Your task: Can the data below be set down again exactly, line for line?
:: The records ::
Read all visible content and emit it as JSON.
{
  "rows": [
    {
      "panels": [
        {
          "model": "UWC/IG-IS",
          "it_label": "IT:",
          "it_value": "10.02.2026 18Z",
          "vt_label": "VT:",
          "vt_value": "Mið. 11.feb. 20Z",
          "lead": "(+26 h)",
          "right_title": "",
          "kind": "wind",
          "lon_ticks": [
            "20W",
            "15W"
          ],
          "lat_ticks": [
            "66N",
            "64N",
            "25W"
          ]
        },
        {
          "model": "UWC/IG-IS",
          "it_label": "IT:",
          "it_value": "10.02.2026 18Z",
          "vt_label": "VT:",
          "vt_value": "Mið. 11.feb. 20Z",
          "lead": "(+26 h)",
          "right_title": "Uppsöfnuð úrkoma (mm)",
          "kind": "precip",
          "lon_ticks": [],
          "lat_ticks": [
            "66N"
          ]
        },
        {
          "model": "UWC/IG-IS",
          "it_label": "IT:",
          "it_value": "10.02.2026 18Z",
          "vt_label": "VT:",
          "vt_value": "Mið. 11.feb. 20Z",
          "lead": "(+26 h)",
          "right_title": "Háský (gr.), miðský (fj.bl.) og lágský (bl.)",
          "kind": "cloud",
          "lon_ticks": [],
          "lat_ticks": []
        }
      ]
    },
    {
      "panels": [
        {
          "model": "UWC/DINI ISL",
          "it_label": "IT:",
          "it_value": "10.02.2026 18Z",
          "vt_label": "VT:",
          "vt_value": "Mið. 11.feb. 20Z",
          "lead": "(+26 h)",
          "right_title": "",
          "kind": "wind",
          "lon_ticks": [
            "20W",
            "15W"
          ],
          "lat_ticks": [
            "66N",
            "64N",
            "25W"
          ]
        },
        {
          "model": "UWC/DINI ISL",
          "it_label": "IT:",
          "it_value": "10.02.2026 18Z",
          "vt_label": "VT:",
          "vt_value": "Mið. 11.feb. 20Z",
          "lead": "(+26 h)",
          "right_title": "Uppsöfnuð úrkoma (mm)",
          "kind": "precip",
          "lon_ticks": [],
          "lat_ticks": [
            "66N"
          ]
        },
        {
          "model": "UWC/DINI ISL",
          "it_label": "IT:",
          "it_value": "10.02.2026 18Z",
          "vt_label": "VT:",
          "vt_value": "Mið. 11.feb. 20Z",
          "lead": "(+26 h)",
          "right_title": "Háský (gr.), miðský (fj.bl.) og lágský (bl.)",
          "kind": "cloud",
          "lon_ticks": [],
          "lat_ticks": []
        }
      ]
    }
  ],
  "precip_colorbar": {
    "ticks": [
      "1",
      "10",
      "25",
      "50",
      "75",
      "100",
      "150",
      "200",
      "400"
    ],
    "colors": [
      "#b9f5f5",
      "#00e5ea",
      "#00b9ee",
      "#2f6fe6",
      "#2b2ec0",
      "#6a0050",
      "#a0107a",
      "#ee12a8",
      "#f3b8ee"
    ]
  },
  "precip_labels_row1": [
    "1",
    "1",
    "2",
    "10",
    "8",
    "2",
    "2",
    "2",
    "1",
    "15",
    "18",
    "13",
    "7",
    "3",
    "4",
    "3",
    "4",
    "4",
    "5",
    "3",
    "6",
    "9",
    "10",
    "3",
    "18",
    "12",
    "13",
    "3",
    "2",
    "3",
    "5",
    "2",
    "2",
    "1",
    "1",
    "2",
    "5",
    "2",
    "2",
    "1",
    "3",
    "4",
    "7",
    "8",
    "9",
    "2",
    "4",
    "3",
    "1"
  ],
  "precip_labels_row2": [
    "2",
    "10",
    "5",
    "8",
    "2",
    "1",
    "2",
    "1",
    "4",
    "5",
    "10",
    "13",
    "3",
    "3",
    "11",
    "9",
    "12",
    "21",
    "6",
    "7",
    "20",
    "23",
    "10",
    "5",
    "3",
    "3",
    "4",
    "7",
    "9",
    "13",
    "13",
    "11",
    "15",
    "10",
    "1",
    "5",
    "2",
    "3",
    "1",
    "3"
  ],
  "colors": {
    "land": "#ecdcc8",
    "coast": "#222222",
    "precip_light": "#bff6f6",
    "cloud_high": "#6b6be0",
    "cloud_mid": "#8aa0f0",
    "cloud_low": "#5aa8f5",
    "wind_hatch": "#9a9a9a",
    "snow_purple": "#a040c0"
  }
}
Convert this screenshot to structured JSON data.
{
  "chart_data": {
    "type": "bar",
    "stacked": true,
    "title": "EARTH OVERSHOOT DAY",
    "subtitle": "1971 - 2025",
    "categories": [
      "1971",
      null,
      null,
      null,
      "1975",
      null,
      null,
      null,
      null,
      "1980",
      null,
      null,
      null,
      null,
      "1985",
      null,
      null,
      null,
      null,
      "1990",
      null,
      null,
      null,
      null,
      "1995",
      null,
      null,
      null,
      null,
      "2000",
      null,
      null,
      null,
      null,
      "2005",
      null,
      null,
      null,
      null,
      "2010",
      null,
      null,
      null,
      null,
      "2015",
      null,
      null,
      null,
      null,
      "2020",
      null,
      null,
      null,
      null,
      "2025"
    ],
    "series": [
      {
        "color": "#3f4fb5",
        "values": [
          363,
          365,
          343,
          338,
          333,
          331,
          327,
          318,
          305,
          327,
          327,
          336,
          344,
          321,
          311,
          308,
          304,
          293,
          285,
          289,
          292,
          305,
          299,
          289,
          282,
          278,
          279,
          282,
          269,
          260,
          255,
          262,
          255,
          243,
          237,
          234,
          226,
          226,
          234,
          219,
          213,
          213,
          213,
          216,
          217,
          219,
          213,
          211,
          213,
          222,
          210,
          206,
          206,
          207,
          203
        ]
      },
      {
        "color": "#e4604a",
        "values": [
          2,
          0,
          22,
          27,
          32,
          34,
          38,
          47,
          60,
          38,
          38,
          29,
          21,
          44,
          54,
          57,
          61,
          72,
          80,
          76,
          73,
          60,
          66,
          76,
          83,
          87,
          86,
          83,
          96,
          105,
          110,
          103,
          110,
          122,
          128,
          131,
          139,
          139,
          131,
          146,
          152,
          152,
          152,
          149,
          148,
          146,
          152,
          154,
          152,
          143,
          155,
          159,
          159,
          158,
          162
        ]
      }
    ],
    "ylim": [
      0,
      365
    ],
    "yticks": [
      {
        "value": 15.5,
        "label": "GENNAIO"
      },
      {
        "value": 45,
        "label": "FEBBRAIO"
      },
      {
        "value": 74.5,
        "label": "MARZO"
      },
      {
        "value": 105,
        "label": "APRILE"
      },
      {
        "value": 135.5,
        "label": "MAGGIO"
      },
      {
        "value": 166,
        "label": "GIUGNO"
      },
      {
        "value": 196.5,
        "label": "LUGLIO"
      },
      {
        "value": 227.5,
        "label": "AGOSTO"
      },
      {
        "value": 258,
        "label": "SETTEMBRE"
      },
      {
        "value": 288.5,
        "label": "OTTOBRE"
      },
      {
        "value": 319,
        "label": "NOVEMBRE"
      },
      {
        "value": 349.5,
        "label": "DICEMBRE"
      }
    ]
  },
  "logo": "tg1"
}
:::
Exercise output:
Read all visible content and emit it as JSON.
{
  "rows": [
    {
      "panels": [
        {
          "model": "UWC/IG-IS",
          "it_label": "IT:",
          "it_value": "10.02.2026 18Z",
          "vt_label": "VT:",
          "vt_value": "Mið. 11.feb. 20Z",
          "lead": "(+26 h)",
          "right_title": "",
          "kind": "wind",
          "lon_ticks": [
            "20W",
            "15W"
          ],
          "lat_ticks": [
            "66N",
            "64N",
            "25W"
          ]
        },
        {
          "model": "UWC/IG-IS",
          "it_label": "IT:",
          "it_value": "10.02.2026 18Z",
          "vt_label": "VT:",
          "vt_value": "Mið. 11.feb. 20Z",
          "lead": "(+26 h)",
          "right_title": "Uppsöfnuð úrkoma (mm)",
          "kind": "precip",
          "lon_ticks": [],
          "lat_ticks": [
            "66N"
          ]
        },
        {
          "model": "UWC/IG-IS",
          "it_label": "IT:",
          "it_value": "10.02.2026 18Z",
          "vt_label": "VT:",
          "vt_value": "Mið. 11.feb. 20Z",
          "lead": "(+26 h)",
          "right_title": "Háský (gr.), miðský (fj.bl.) og lágský (bl.)",
          "kind": "cloud",
          "lon_ticks": [],
          "lat_ticks": []
        }
      ]
    },
    {
      "panels": [
        {
          "model": "UWC/DINI ISL",
          "it_label": "IT:",
          "it_value": "10.02.2026 18Z",
          "vt_label": "VT:",
          "vt_value": "Mið. 11.feb. 20Z",
          "lead": "(+26 h)",
          "right_title": "",
          "kind": "wind",
          "lon_ticks": [
            "20W",
            "15W"
          ],
          "lat_ticks": [
            "66N",
            "64N",
            "25W"
          ]
        },
        {
          "model": "UWC/DINI ISL",
          "it_label": "IT:",
          "it_value": "10.02.2026 18Z",
          "vt_label": "VT:",
          "vt_value": "Mið. 11.feb. 20Z",
          "lead": "(+26 h)",
          "right_title": "Uppsöfnuð úrkoma (mm)",
          "kind": "precip",
          "lon_ticks": [],
          "lat_ticks": [
            "66N"
          ]
        },
        {
          "model": "UWC/DINI ISL",
          "it_label": "IT:",
          "it_value": "10.02.2026 18Z",
          "vt_label": "VT:",
          "vt_value": "Mið. 11.feb. 20Z",
          "lead": "(+26 h)",
          "right_title": "Háský (gr.), miðský (fj.bl.) og lágský (bl.)",
          "kind": "cloud",
          "lon_ticks": [],
          "lat_ticks": []
        }
      ]
    }
  ],
  "precip_colorbar": {
    "ticks": [
      "1",
      "10",
      "25",
      "50",
      "75",
      "100",
      "150",
      "200",
      "400"
    ],
    "colors": [
      "#b9f5f5",
      "#00e5ea",
      "#00b9ee",
      "#2f6fe6",
      "#2b2ec0",
      "#6a0050",
      "#a0107a",
      "#ee12a8",
      "#f3b8ee"
    ]
  },
  "precip_labels_row1": [
    "1",
    "1",
    "2",
    "10",
    "8",
    "2",
    "2",
    "2",
    "1",
    "15",
    "18",
    "13",
    "7",
    "3",
    "4",
    "3",
    "4",
    "4",
    "5",
    "3",
    "6",
    "9",
    "10",
    "3",
    "18",
    "12",
    "13",
    "3",
    "2",
    "3",
    "5",
    "2",
    "2",
    "1",
    "1",
    "2",
    "5",
    "2",
    "2",
    "1",
    "3",
    "4",
    "7",
    "8",
    "9",
    "2",
    "4",
    "3",
    "1"
  ],
  "precip_labels_row2": [
    "2",
    "10",
    "5",
    "8",
    "2",
    "1",
    "2",
    "1",
    "4",
    "5",
    "10",
    "13",
    "3",
    "3",
    "11",
    "9",
    "12",
    "21",
    "6",
    "7",
    "20",
    "23",
    "10",
    "5",
    "3",
    "3",
    "4",
    "7",
    "9",
    "13",
    "13",
    "11",
    "15",
    "10",
    "1",
    "5",
    "2",
    "3",
    "1",
    "3"
  ],
  "colors": {
    "land": "#ecdcc8",
    "coast": "#222222",
    "precip_light": "#bff6f6",
    "cloud_high": "#6b6be0",
    "cloud_mid": "#8aa0f0",
    "cloud_low": "#5aa8f5",
    "wind_hatch": "#9a9a9a",
    "snow_purple": "#a040c0"
  }
}
Convert this screenshot to structured JSON data.
{
  "chart_data": {
    "type": "bar",
    "stacked": true,
    "title": "EARTH OVERSHOOT DAY",
    "subtitle": "1971 - 2025",
    "categories": [
      "1971",
      null,
      null,
      null,
      "1975",
      null,
      null,
      null,
      null,
      "1980",
      null,
      null,
      null,
      null,
      "1985",
      null,
      null,
      null,
      null,
      "1990",
      null,
      null,
      null,
      null,
      "1995",
      null,
      null,
      null,
      null,
      "2000",
      null,
      null,
      null,
      null,
      "2005",
      null,
      null,
      null,
      null,
      "2010",
      null,
      null,
      null,
      null,
      "2015",
      null,
      null,
      null,
      null,
      "2020",
      null,
      null,
      null,
      null,
      "2025"
    ],
    "series": [
      {
        "color": "#3f4fb5",
        "values": [
          363,
          365,
          343,
          338,
          333,
          331,
          327,
          318,
          305,
          327,
          327,
          336,
          344,
          321,
          311,
          308,
          304,
          293,
          285,
          289,
          292,
          305,
          299,
          289,
          282,
          278,
          279,
          282,
          269,
          260,
          255,
          262,
          255,
          243,
          237,
          234,
          226,
          226,
          234,
          219,
          213,
          213,
          213,
          216,
          217,
          219,
          213,
          211,
          213,
          222,
          210,
          206,
          206,
          207,
          203
        ]
      },
      {
        "color": "#e4604a",
        "values": [
          2,
          0,
          22,
          27,
          32,
          34,
          38,
          47,
          60,
          38,
          38,
          29,
          21,
          44,
          54,
          57,
          61,
          72,
          80,
          76,
          73,
          60,
          66,
          76,
          83,
          87,
          86,
          83,
          96,
          105,
          110,
          103,
          110,
          122,
          128,
          131,
          139,
          139,
          131,
          146,
          152,
          152,
          152,
          149,
          148,
          146,
          152,
          154,
          152,
          143,
          155,
          159,
          159,
          158,
          162
        ]
      }
    ],
    "ylim": [
      0,
      365
    ],
    "yticks": [
      {
        "value": 15.5,
        "label": "GENNAIO"
      },
      {
        "value": 45,
        "label": "FEBBRAIO"
      },
      {
        "value": 74.5,
        "label": "MARZO"
      },
      {
        "value": 105,
        "label": "APRILE"
      },
      {
        "value": 135.5,
        "label": "MAGGIO"
      },
      {
        "value": 166,
        "label": "GIUGNO"
      },
      {
        "value": 196.5,
        "label": "LUGLIO"
      },
      {
        "value": 227.5,
        "label": "AGOSTO"
      },
      {
        "value": 258,
        "label": "SETTEMBRE"
      },
      {
        "value": 288.5,
        "label": "OTTOBRE"
      },
      {
        "value": 319,
        "label": "NOVEMBRE"
      },
      {
        "value": 349.5,
        "label": "DICEMBRE"
      }
    ]
  },
  "logo": "tg1"
}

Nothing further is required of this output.